# Task requirements:
Copy out all the lines exactly. Omit pictures.

# Data extract:
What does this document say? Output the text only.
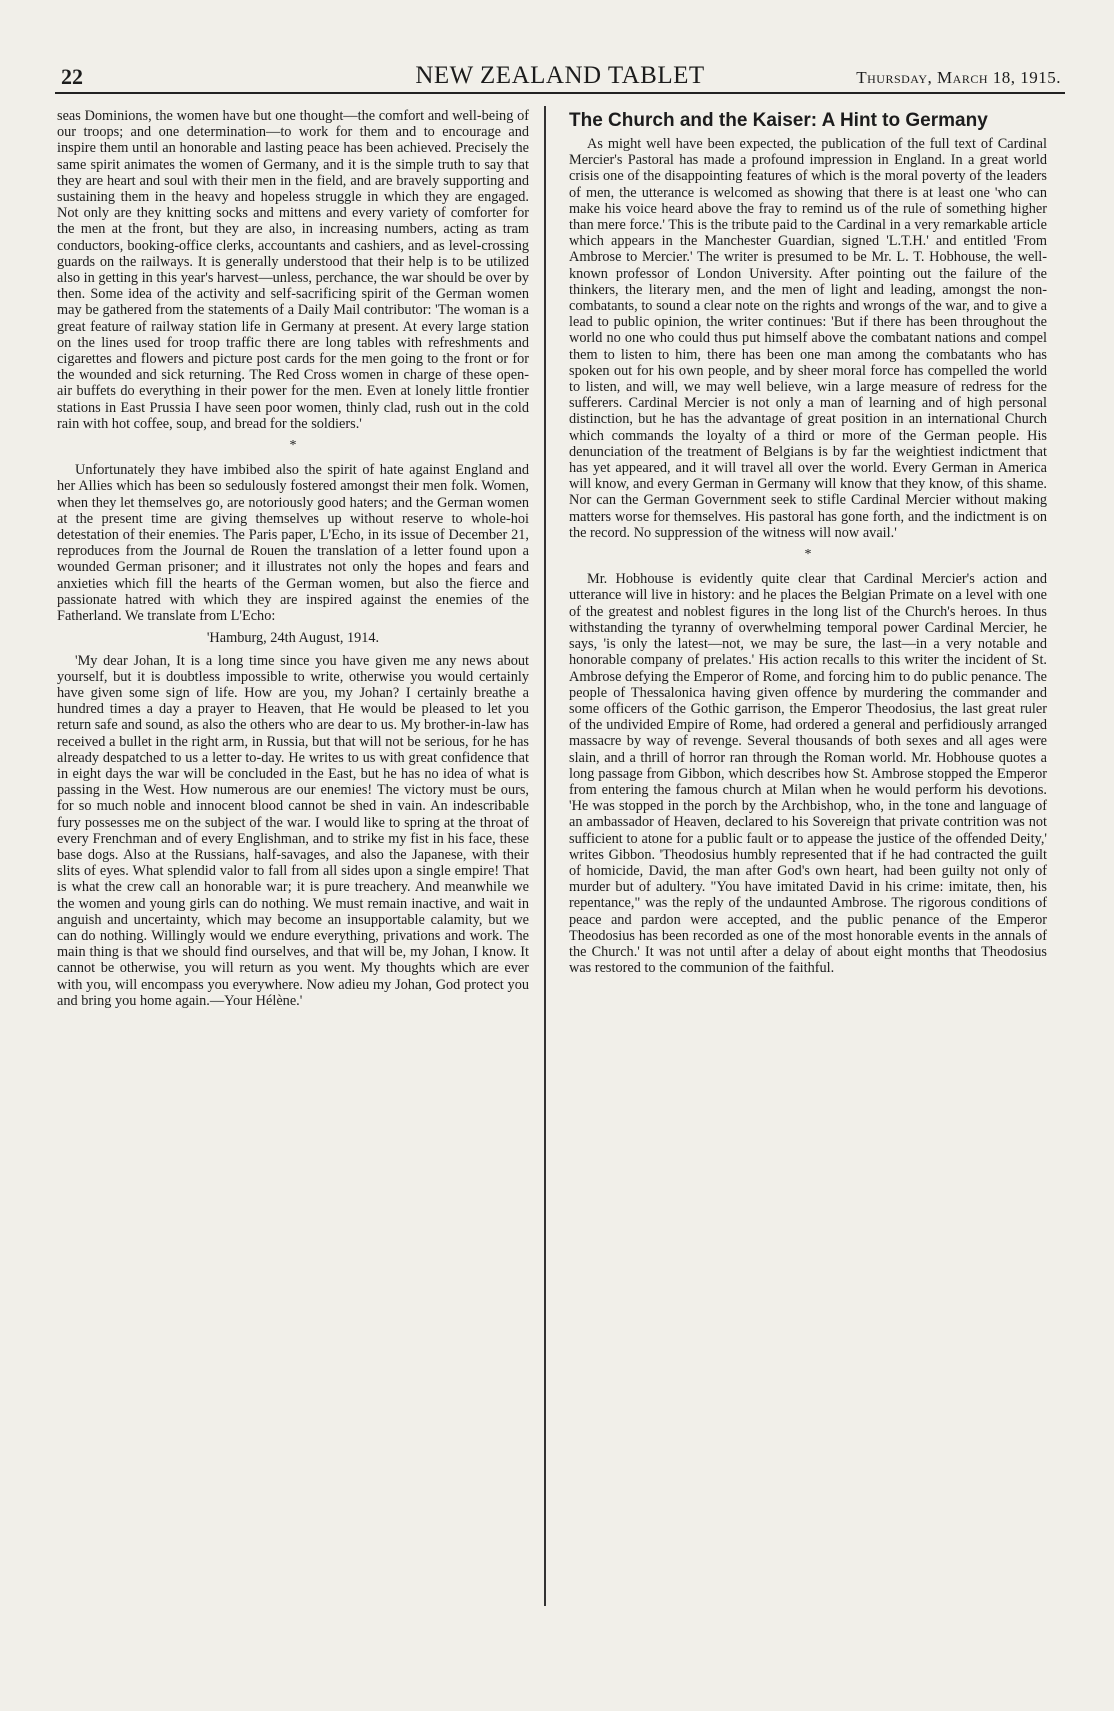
22	NEW ZEALAND TABLET	Thursday, March 18, 1915.

seas Dominions, the women have but one thought—the comfort and well-being of our troops; and one determination—to work for them and to encourage and inspire them until an honorable and lasting peace has been achieved. Precisely the same spirit animates the women of Germany, and it is the simple truth to say that they are heart and soul with their men in the field, and are bravely supporting and sustaining them in the heavy and hopeless struggle in which they are engaged. Not only are they knitting socks and mittens and every variety of comforter for the men at the front, but they are also, in increasing numbers, acting as tram conductors, booking-office clerks, accountants and cashiers, and as level-crossing guards on the railways. It is generally understood that their help is to be utilized also in getting in this year's harvest—unless, perchance, the war should be over by then. Some idea of the activity and self-sacrificing spirit of the German women may be gathered from the statements of a Daily Mail contributor: 'The woman is a great feature of railway station life in Germany at present. At every large station on the lines used for troop traffic there are long tables with refreshments and cigarettes and flowers and picture post cards for the men going to the front or for the wounded and sick returning. The Red Cross women in charge of these open-air buffets do everything in their power for the men. Even at lonely little frontier stations in East Prussia I have seen poor women, thinly clad, rush out in the cold rain with hot coffee, soup, and bread for the soldiers.'

*

Unfortunately they have imbibed also the spirit of hate against England and her Allies which has been so sedulously fostered amongst their men folk. Women, when they let themselves go, are notoriously good haters; and the German women at the present time are giving themselves up without reserve to whole-hoi detestation of their enemies. The Paris paper, L'Echo, in its issue of December 21, reproduces from the Journal de Rouen the translation of a letter found upon a wounded German prisoner; and it illustrates not only the hopes and fears and anxieties which fill the hearts of the German women, but also the fierce and passionate hatred with which they are inspired against the enemies of the Fatherland. We translate from L'Echo:

'Hamburg, 24th August, 1914.

'My dear Johan, It is a long time since you have given me any news about yourself, but it is doubtless impossible to write, otherwise you would certainly have given some sign of life. How are you, my Johan? I certainly breathe a hundred times a day a prayer to Heaven, that He would be pleased to let you return safe and sound, as also the others who are dear to us. My brother-in-law has received a bullet in the right arm, in Russia, but that will not be serious, for he has already despatched to us a letter to-day. He writes to us with great confidence that in eight days the war will be concluded in the East, but he has no idea of what is passing in the West. How numerous are our enemies! The victory must be ours, for so much noble and innocent blood cannot be shed in vain. An indescribable fury possesses me on the subject of the war. I would like to spring at the throat of every Frenchman and of every Englishman, and to strike my fist in his face, these base dogs. Also at the Russians, half-savages, and also the Japanese, with their slits of eyes. What splendid valor to fall from all sides upon a single empire! That is what the crew call an honorable war; it is pure treachery. And meanwhile we the women and young girls can do nothing. We must remain inactive, and wait in anguish and uncertainty, which may become an insupportable calamity, but we can do nothing. Willingly would we endure everything, privations and work. The main thing is that we should find ourselves, and that will be, my Johan, I know. It cannot be otherwise, you will return as you went. My thoughts which are ever with you, will encompass you everywhere. Now adieu my Johan, God protect you and bring you home again.—Your Hélène.'

The Church and the Kaiser: A Hint to Germany

As might well have been expected, the publication of the full text of Cardinal Mercier's Pastoral has made a profound impression in England. In a great world crisis one of the disappointing features of which is the moral poverty of the leaders of men, the utterance is welcomed as showing that there is at least one 'who can make his voice heard above the fray to remind us of the rule of something higher than mere force.' This is the tribute paid to the Cardinal in a very remarkable article which appears in the Manchester Guardian, signed 'L.T.H.' and entitled 'From Ambrose to Mercier.' The writer is presumed to be Mr. L. T. Hobhouse, the well-known professor of London University. After pointing out the failure of the thinkers, the literary men, and the men of light and leading, amongst the non-combatants, to sound a clear note on the rights and wrongs of the war, and to give a lead to public opinion, the writer continues: 'But if there has been throughout the world no one who could thus put himself above the combatant nations and compel them to listen to him, there has been one man among the combatants who has spoken out for his own people, and by sheer moral force has compelled the world to listen, and will, we may well believe, win a large measure of redress for the sufferers. Cardinal Mercier is not only a man of learning and of high personal distinction, but he has the advantage of great position in an international Church which commands the loyalty of a third or more of the German people. His denunciation of the treatment of Belgians is by far the weightiest indictment that has yet appeared, and it will travel all over the world. Every German in America will know, and every German in Germany will know that they know, of this shame. Nor can the German Government seek to stifle Cardinal Mercier without making matters worse for themselves. His pastoral has gone forth, and the indictment is on the record. No suppression of the witness will now avail.'

*

Mr. Hobhouse is evidently quite clear that Cardinal Mercier's action and utterance will live in history: and he places the Belgian Primate on a level with one of the greatest and noblest figures in the long list of the Church's heroes. In thus withstanding the tyranny of overwhelming temporal power Cardinal Mercier, he says, 'is only the latest—not, we may be sure, the last—in a very notable and honorable company of prelates.' His action recalls to this writer the incident of St. Ambrose defying the Emperor of Rome, and forcing him to do public penance. The people of Thessalonica having given offence by murdering the commander and some officers of the Gothic garrison, the Emperor Theodosius, the last great ruler of the undivided Empire of Rome, had ordered a general and perfidiously arranged massacre by way of revenge. Several thousands of both sexes and all ages were slain, and a thrill of horror ran through the Roman world. Mr. Hobhouse quotes a long passage from Gibbon, which describes how St. Ambrose stopped the Emperor from entering the famous church at Milan when he would perform his devotions. 'He was stopped in the porch by the Archbishop, who, in the tone and language of an ambassador of Heaven, declared to his Sovereign that private contrition was not sufficient to atone for a public fault or to appease the justice of the offended Deity,' writes Gibbon. 'Theodosius humbly represented that if he had contracted the guilt of homicide, David, the man after God's own heart, had been guilty not only of murder but of adultery. "You have imitated David in his crime: imitate, then, his repentance," was the reply of the undaunted Ambrose. The rigorous conditions of peace and pardon were accepted, and the public penance of the Emperor Theodosius has been recorded as one of the most honorable events in the annals of the Church.' It was not until after a delay of about eight months that Theodosius was restored to the communion of the faithful.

# Answer to the exercise:
What does this document say? Output the text only.
22	NEW ZEALAND TABLET	Thursday, March 18, 1915.

seas Dominions, the women have but one thought—the comfort and well-being of our troops; and one determination—to work for them and to encourage and inspire them until an honorable and lasting peace has been achieved. Precisely the same spirit animates the women of Germany, and it is the simple truth to say that they are heart and soul with their men in the field, and are bravely supporting and sustaining them in the heavy and hopeless struggle in which they are engaged. Not only are they knitting socks and mittens and every variety of comforter for the men at the front, but they are also, in increasing numbers, acting as tram conductors, booking-office clerks, accountants and cashiers, and as level-crossing guards on the railways. It is generally understood that their help is to be utilized also in getting in this year's harvest—unless, perchance, the war should be over by then. Some idea of the activity and self-sacrificing spirit of the German women may be gathered from the statements of a Daily Mail contributor: 'The woman is a great feature of railway station life in Germany at present. At every large station on the lines used for troop traffic there are long tables with refreshments and cigarettes and flowers and picture post cards for the men going to the front or for the wounded and sick returning. The Red Cross women in charge of these open-air buffets do everything in their power for the men. Even at lonely little frontier stations in East Prussia I have seen poor women, thinly clad, rush out in the cold rain with hot coffee, soup, and bread for the soldiers.'

*

Unfortunately they have imbibed also the spirit of hate against England and her Allies which has been so sedulously fostered amongst their men folk. Women, when they let themselves go, are notoriously good haters; and the German women at the present time are giving themselves up without reserve to whole-hoi detestation of their enemies. The Paris paper, L'Echo, in its issue of December 21, reproduces from the Journal de Rouen the translation of a letter found upon a wounded German prisoner; and it illustrates not only the hopes and fears and anxieties which fill the hearts of the German women, but also the fierce and passionate hatred with which they are inspired against the enemies of the Fatherland. We translate from L'Echo:

'Hamburg, 24th August, 1914.

'My dear Johan, It is a long time since you have given me any news about yourself, but it is doubtless impossible to write, otherwise you would certainly have given some sign of life. How are you, my Johan? I certainly breathe a hundred times a day a prayer to Heaven, that He would be pleased to let you return safe and sound, as also the others who are dear to us. My brother-in-law has received a bullet in the right arm, in Russia, but that will not be serious, for he has already despatched to us a letter to-day. He writes to us with great confidence that in eight days the war will be concluded in the East, but he has no idea of what is passing in the West. How numerous are our enemies! The victory must be ours, for so much noble and innocent blood cannot be shed in vain. An indescribable fury possesses me on the subject of the war. I would like to spring at the throat of every Frenchman and of every Englishman, and to strike my fist in his face, these base dogs. Also at the Russians, half-savages, and also the Japanese, with their slits of eyes. What splendid valor to fall from all sides upon a single empire! That is what the crew call an honorable war; it is pure treachery. And meanwhile we the women and young girls can do nothing. We must remain inactive, and wait in anguish and uncertainty, which may become an insupportable calamity, but we can do nothing. Willingly would we endure everything, privations and work. The main thing is that we should find ourselves, and that will be, my Johan, I know. It cannot be otherwise, you will return as you went. My thoughts which are ever with you, will encompass you everywhere. Now adieu my Johan, God protect you and bring you home again.—Your Hélène.'

The Church and the Kaiser: A Hint to Germany

As might well have been expected, the publication of the full text of Cardinal Mercier's Pastoral has made a profound impression in England. In a great world crisis one of the disappointing features of which is the moral poverty of the leaders of men, the utterance is welcomed as showing that there is at least one 'who can make his voice heard above the fray to remind us of the rule of something higher than mere force.' This is the tribute paid to the Cardinal in a very remarkable article which appears in the Manchester Guardian, signed 'L.T.H.' and entitled 'From Ambrose to Mercier.' The writer is presumed to be Mr. L. T. Hobhouse, the well-known professor of London University. After pointing out the failure of the thinkers, the literary men, and the men of light and leading, amongst the non-combatants, to sound a clear note on the rights and wrongs of the war, and to give a lead to public opinion, the writer continues: 'But if there has been throughout the world no one who could thus put himself above the combatant nations and compel them to listen to him, there has been one man among the combatants who has spoken out for his own people, and by sheer moral force has compelled the world to listen, and will, we may well believe, win a large measure of redress for the sufferers. Cardinal Mercier is not only a man of learning and of high personal distinction, but he has the advantage of great position in an international Church which commands the loyalty of a third or more of the German people. His denunciation of the treatment of Belgians is by far the weightiest indictment that has yet appeared, and it will travel all over the world. Every German in America will know, and every German in Germany will know that they know, of this shame. Nor can the German Government seek to stifle Cardinal Mercier without making matters worse for themselves. His pastoral has gone forth, and the indictment is on the record. No suppression of the witness will now avail.'

*

Mr. Hobhouse is evidently quite clear that Cardinal Mercier's action and utterance will live in history: and he places the Belgian Primate on a level with one of the greatest and noblest figures in the long list of the Church's heroes. In thus withstanding the tyranny of overwhelming temporal power Cardinal Mercier, he says, 'is only the latest—not, we may be sure, the last—in a very notable and honorable company of prelates.' His action recalls to this writer the incident of St. Ambrose defying the Emperor of Rome, and forcing him to do public penance. The people of Thessalonica having given offence by murdering the commander and some officers of the Gothic garrison, the Emperor Theodosius, the last great ruler of the undivided Empire of Rome, had ordered a general and perfidiously arranged massacre by way of revenge. Several thousands of both sexes and all ages were slain, and a thrill of horror ran through the Roman world. Mr. Hobhouse quotes a long passage from Gibbon, which describes how St. Ambrose stopped the Emperor from entering the famous church at Milan when he would perform his devotions. 'He was stopped in the porch by the Archbishop, who, in the tone and language of an ambassador of Heaven, declared to his Sovereign that private contrition was not sufficient to atone for a public fault or to appease the justice of the offended Deity,' writes Gibbon. 'Theodosius humbly represented that if he had contracted the guilt of homicide, David, the man after God's own heart, had been guilty not only of murder but of adultery. "You have imitated David in his crime: imitate, then, his repentance," was the reply of the undaunted Ambrose. The rigorous conditions of peace and pardon were accepted, and the public penance of the Emperor Theodosius has been recorded as one of the most honorable events in the annals of the Church.' It was not until after a delay of about eight months that Theodosius was restored to the communion of the faithful.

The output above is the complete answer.